Gather all lines containing the string "JSON" and copy them out.

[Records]
--- start ---
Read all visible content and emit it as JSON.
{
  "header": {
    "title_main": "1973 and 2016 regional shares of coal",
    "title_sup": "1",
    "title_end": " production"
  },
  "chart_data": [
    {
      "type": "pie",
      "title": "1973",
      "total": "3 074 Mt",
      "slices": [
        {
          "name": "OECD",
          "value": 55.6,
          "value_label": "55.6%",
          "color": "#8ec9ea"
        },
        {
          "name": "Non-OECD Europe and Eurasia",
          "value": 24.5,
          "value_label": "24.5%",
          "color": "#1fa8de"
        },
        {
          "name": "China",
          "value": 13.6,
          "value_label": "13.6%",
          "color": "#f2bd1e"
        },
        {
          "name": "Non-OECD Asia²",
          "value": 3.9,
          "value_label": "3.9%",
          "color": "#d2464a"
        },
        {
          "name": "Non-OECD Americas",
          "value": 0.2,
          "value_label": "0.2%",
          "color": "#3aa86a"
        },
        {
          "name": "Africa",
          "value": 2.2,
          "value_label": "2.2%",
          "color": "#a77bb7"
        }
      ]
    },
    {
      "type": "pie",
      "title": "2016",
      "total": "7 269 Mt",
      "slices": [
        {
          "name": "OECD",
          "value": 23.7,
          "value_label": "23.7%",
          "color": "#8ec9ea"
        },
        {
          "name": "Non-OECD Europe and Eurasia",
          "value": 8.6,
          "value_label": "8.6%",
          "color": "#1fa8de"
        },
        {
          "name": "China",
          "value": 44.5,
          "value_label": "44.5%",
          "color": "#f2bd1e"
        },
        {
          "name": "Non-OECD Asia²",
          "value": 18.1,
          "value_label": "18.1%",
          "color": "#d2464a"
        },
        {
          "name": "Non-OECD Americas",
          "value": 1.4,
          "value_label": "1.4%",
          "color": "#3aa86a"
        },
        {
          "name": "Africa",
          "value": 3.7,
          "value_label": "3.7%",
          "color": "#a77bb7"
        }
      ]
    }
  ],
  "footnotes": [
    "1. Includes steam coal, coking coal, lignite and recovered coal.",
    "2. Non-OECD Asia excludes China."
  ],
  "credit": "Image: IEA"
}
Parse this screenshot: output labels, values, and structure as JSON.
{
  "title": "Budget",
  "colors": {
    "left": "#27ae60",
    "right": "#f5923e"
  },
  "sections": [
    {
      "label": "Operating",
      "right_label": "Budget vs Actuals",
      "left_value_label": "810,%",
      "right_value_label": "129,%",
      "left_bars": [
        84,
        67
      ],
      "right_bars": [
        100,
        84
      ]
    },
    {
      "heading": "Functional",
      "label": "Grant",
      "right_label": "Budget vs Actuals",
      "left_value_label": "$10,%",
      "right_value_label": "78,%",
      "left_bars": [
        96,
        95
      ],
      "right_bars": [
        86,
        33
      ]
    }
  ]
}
--- end ---
▶ [Finished answer]
Read all visible content and emit it as JSON.
Parse this screenshot: output labels, values, and structure as JSON.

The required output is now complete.